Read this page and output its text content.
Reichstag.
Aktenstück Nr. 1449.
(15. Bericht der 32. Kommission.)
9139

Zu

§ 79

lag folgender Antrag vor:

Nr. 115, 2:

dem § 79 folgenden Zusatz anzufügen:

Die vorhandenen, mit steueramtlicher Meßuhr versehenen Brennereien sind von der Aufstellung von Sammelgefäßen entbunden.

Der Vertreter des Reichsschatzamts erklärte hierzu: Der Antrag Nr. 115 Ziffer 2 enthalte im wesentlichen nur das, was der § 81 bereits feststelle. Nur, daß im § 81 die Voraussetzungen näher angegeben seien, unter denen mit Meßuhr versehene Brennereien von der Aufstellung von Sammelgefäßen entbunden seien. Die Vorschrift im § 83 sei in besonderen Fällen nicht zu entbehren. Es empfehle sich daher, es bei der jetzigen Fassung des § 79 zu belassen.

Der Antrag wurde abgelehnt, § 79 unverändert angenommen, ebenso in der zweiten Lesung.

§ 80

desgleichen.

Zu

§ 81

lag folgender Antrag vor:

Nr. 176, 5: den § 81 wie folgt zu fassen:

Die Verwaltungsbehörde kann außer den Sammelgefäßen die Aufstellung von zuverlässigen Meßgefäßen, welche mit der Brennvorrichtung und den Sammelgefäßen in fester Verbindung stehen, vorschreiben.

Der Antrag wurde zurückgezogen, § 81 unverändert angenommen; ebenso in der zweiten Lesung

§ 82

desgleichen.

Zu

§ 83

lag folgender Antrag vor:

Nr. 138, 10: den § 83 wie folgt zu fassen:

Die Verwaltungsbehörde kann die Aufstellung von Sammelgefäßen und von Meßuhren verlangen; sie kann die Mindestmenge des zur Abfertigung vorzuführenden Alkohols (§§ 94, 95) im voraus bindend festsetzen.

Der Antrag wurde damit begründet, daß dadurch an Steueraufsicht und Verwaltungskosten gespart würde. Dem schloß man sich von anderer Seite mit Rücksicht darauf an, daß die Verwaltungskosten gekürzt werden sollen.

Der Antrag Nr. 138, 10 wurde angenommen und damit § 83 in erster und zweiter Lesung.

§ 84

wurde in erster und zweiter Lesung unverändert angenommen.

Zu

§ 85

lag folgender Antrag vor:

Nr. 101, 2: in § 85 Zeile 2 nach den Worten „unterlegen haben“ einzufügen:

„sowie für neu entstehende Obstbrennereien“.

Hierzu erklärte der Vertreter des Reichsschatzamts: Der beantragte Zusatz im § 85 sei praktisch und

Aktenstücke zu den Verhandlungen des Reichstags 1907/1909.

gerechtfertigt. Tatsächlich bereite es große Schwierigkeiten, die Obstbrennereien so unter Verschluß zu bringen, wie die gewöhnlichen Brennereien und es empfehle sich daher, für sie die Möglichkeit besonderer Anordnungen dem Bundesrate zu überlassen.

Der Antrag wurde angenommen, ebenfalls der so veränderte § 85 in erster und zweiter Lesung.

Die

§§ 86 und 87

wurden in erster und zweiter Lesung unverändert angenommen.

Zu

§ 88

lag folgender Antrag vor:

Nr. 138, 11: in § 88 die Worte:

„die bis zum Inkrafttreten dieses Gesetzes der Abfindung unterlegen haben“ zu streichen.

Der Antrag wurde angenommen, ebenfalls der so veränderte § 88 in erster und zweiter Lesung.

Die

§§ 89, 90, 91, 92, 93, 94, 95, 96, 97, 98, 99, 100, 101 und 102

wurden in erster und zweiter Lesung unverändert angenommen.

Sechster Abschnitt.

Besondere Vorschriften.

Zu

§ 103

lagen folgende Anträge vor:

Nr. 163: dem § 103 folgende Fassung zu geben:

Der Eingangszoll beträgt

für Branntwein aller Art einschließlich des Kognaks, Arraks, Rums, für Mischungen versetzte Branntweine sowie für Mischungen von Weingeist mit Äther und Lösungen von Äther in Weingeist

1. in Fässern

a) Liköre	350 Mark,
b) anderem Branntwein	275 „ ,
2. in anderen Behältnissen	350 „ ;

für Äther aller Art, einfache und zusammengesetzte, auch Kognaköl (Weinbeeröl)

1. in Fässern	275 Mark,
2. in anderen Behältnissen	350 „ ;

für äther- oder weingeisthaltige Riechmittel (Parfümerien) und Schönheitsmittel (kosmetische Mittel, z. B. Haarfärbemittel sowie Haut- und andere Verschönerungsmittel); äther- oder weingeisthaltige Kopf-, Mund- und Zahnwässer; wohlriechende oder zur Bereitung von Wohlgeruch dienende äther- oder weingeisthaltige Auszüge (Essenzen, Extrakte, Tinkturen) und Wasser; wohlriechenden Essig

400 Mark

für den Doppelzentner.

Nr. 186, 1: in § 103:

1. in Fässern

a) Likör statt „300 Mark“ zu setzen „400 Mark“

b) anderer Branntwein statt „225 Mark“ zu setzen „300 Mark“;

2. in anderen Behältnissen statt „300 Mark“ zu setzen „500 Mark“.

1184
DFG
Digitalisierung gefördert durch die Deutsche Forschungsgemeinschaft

Exercise requirements >> Nothing should be left out: return all of the records exactly.

Answer box >>
Read this page and output its text content.
Reichstag.
Aktenstück Nr. 1449.
(15. Bericht der 32. Kommission.)
9139

Zu

§ 79

lag folgender Antrag vor:

Nr. 115, 2:

dem § 79 folgenden Zusatz anzufügen:

Die vorhandenen, mit steueramtlicher Meßuhr versehenen Brennereien sind von der Aufstellung von Sammelgefäßen entbunden.

Der Vertreter des Reichsschatzamts erklärte hierzu: Der Antrag Nr. 115 Ziffer 2 enthalte im wesentlichen nur das, was der § 81 bereits feststelle. Nur, daß im § 81 die Voraussetzungen näher angegeben seien, unter denen mit Meßuhr versehene Brennereien von der Aufstellung von Sammelgefäßen entbunden seien. Die Vorschrift im § 83 sei in besonderen Fällen nicht zu entbehren. Es empfehle sich daher, es bei der jetzigen Fassung des § 79 zu belassen.

Der Antrag wurde abgelehnt, § 79 unverändert angenommen, ebenso in der zweiten Lesung.

§ 80

desgleichen.

Zu

§ 81

lag folgender Antrag vor:

Nr. 176, 5: den § 81 wie folgt zu fassen:

Die Verwaltungsbehörde kann außer den Sammelgefäßen die Aufstellung von zuverlässigen Meßgefäßen, welche mit der Brennvorrichtung und den Sammelgefäßen in fester Verbindung stehen, vorschreiben.

Der Antrag wurde zurückgezogen, § 81 unverändert angenommen; ebenso in der zweiten Lesung

§ 82

desgleichen.

Zu

§ 83

lag folgender Antrag vor:

Nr. 138, 10: den § 83 wie folgt zu fassen:

Die Verwaltungsbehörde kann die Aufstellung von Sammelgefäßen und von Meßuhren verlangen; sie kann die Mindestmenge des zur Abfertigung vorzuführenden Alkohols (§§ 94, 95) im voraus bindend festsetzen.

Der Antrag wurde damit begründet, daß dadurch an Steueraufsicht und Verwaltungskosten gespart würde. Dem schloß man sich von anderer Seite mit Rücksicht darauf an, daß die Verwaltungskosten gekürzt werden sollen.

Der Antrag Nr. 138, 10 wurde angenommen und damit § 83 in erster und zweiter Lesung.

§ 84

wurde in erster und zweiter Lesung unverändert angenommen.

Zu

§ 85

lag folgender Antrag vor:

Nr. 101, 2: in § 85 Zeile 2 nach den Worten „unterlegen haben“ einzufügen:

„sowie für neu entstehende Obstbrennereien“.

Hierzu erklärte der Vertreter des Reichsschatzamts: Der beantragte Zusatz im § 85 sei praktisch und

Aktenstücke zu den Verhandlungen des Reichstags 1907/1909.

gerechtfertigt. Tatsächlich bereite es große Schwierigkeiten, die Obstbrennereien so unter Verschluß zu bringen, wie die gewöhnlichen Brennereien und es empfehle sich daher, für sie die Möglichkeit besonderer Anordnungen dem Bundesrate zu überlassen.

Der Antrag wurde angenommen, ebenfalls der so veränderte § 85 in erster und zweiter Lesung.

Die

§§ 86 und 87

wurden in erster und zweiter Lesung unverändert angenommen.

Zu

§ 88

lag folgender Antrag vor:

Nr. 138, 11: in § 88 die Worte:

„die bis zum Inkrafttreten dieses Gesetzes der Abfindung unterlegen haben“ zu streichen.

Der Antrag wurde angenommen, ebenfalls der so veränderte § 88 in erster und zweiter Lesung.

Die

§§ 89, 90, 91, 92, 93, 94, 95, 96, 97, 98, 99, 100, 101 und 102

wurden in erster und zweiter Lesung unverändert angenommen.

Sechster Abschnitt.

Besondere Vorschriften.

Zu

§ 103

lagen folgende Anträge vor:

Nr. 163: dem § 103 folgende Fassung zu geben:

Der Eingangszoll beträgt

für Branntwein aller Art einschließlich des Kognaks, Arraks, Rums, für Mischungen versetzte Branntweine sowie für Mischungen von Weingeist mit Äther und Lösungen von Äther in Weingeist

1. in Fässern

a) Liköre	350 Mark,
b) anderem Branntwein	275 „ ,
2. in anderen Behältnissen	350 „ ;

für Äther aller Art, einfache und zusammengesetzte, auch Kognaköl (Weinbeeröl)

1. in Fässern	275 Mark,
2. in anderen Behältnissen	350 „ ;

für äther- oder weingeisthaltige Riechmittel (Parfümerien) und Schönheitsmittel (kosmetische Mittel, z. B. Haarfärbemittel sowie Haut- und andere Verschönerungsmittel); äther- oder weingeisthaltige Kopf-, Mund- und Zahnwässer; wohlriechende oder zur Bereitung von Wohlgeruch dienende äther- oder weingeisthaltige Auszüge (Essenzen, Extrakte, Tinkturen) und Wasser; wohlriechenden Essig

400 Mark

für den Doppelzentner.

Nr. 186, 1: in § 103:

1. in Fässern

a) Likör statt „300 Mark“ zu setzen „400 Mark“

b) anderer Branntwein statt „225 Mark“ zu setzen „300 Mark“;

2. in anderen Behältnissen statt „300 Mark“ zu setzen „500 Mark“.

1184
DFG
Digitalisierung gefördert durch die Deutsche Forschungsgemeinschaft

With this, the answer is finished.